▸ **Required work**:
A - Answer these questions using the passage on network resilience.
(i) Since what year have carriers made "incremental improvements," according to Public Knowledge?
(ii) Which commission calls for battery back-up requirements?
(iii) Which group urges resiliency requirements for all service providers who handle 911 calls?
B - Print the portion of the passage on network resilience from "Resilience rules should" up to and including "Public Service Commission.".

▸ **Passage to read**:
--- START ---

Free Press said participation in the framework should be mandatory. “Creating mandatory obligations for communications providers before, during and after a disaster will create a much-needed federal regulatory floor for network resiliency and promote equitable outcomes for all communities,” the group said. “Codifying the Framework would essentially use what industry has already identified as best practices” but “subject participants and these practices to independent scrutiny or measurement for efficacy by the Commission,” Free Press said.
The voluntary framework is “woefully insufficient,” Public Knowledge said. Carriers have made “incremental improvements” since 2014, but “the inconsistent practices and viewpoints of wireless carriers on display in the comments, and the resulting consequences to their customers and neighboring carriers’ customers, lay bare the need for meaningful and binding protections for the public instead of continued reliance on inadequate and ad hoc industry measures,” PK said.
Resilience rules should be mandatory because a voluntary framework isn’t working, the California Public Utilities Commission said. “For years the CPUC and our sister agencies have relied on the voluntary efforts of communications service providers to ensure public safety,” the CPUC said: “After each disaster, we continue to experience among others, widespread outages, delayed restoration efforts, and difficulties reaching 911 for hundreds of thousands of people.”
“It is imperative that the FCC develop mandatory standards for network resiliency and power outages for providers to follow, such as battery back-up requirements and better response plans in emergencies, regardless of the technology used by the providers,” said the Michigan Public Service Commission.
Modify the framework to impose resiliency requirements on all service providers who handle 911 calls, the National Association of State Consumer Advocates urged. “The requirements should apply to both facilities-based wireless and wireline carriers, and to providers that offer backhaul service necessary to transport wireless, wireline and other communications services,” the group said.

--- END ---

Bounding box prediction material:

--- START ---

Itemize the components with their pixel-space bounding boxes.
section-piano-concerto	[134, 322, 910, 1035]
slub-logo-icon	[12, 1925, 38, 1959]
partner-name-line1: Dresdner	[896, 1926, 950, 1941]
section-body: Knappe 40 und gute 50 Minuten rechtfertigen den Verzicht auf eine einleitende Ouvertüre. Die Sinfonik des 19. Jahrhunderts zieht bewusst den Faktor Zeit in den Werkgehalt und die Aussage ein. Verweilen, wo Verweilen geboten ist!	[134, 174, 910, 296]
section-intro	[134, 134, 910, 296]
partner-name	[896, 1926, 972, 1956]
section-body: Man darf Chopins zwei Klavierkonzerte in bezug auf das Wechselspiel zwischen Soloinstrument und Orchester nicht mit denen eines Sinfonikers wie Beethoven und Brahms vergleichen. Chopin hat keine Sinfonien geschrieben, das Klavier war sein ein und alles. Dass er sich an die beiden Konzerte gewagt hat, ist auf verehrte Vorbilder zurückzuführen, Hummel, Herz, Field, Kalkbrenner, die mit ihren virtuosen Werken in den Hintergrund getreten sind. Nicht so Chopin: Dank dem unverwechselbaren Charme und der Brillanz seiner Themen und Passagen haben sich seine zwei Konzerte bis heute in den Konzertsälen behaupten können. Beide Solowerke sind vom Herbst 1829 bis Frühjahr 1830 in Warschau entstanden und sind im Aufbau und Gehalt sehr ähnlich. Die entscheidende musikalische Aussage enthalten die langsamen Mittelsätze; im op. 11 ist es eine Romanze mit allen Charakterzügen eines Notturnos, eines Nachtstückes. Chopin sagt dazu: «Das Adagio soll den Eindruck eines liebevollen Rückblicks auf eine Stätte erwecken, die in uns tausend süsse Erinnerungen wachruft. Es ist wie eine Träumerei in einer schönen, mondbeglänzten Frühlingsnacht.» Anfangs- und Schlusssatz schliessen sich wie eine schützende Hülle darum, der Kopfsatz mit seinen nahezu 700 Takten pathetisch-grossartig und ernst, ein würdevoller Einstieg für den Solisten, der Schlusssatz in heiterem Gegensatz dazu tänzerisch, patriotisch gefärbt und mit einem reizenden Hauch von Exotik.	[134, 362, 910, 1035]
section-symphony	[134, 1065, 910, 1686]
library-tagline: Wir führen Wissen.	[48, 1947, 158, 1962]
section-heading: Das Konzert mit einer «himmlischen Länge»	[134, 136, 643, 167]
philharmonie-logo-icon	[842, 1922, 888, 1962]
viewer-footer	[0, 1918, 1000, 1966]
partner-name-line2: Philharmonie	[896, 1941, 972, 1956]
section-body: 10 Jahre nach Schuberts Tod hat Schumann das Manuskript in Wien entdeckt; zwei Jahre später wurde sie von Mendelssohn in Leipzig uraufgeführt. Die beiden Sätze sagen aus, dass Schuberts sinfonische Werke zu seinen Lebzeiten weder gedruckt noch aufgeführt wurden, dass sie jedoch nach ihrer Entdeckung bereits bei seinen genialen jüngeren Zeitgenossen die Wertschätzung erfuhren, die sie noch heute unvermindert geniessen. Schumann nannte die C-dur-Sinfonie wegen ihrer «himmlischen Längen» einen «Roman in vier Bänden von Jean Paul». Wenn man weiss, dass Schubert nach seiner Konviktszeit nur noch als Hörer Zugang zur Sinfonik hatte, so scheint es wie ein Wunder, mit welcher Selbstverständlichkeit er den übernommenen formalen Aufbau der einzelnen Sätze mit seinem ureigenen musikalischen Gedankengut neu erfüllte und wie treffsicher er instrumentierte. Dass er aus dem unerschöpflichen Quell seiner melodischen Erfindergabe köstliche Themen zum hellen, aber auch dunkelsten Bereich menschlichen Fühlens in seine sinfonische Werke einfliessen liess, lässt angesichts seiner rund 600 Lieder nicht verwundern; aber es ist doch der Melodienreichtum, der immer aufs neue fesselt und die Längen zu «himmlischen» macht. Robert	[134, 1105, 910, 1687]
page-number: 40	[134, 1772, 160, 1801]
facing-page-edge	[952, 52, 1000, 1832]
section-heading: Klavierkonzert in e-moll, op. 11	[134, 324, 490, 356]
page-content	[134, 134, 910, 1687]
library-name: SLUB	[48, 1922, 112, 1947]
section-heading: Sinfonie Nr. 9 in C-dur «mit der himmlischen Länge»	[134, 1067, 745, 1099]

--- END ---

▸ **Problem solutions**:
A -
(i) 2014
(ii) The Michigan Public Service Commission
(iii) The National Association of State Consumer Advocates

B -
Resilience rules should be mandatory because a voluntary framework isn’t working, the California Public Utilities Commission said. “For years the CPUC and our sister agencies have relied on the voluntary efforts of communications service providers to ensure public safety,” the CPUC said: “After each disaster, we continue to experience among others, widespread outages, delayed restoration efforts, and difficulties reaching 911 for hundreds of thousands of people.”
“It is imperative that the FCC develop mandatory standards for network resiliency and power outages for providers to follow, such as battery back-up requirements and better response plans in emergencies, regardless of the technology used by the providers,” said the Michigan Public Service Commission.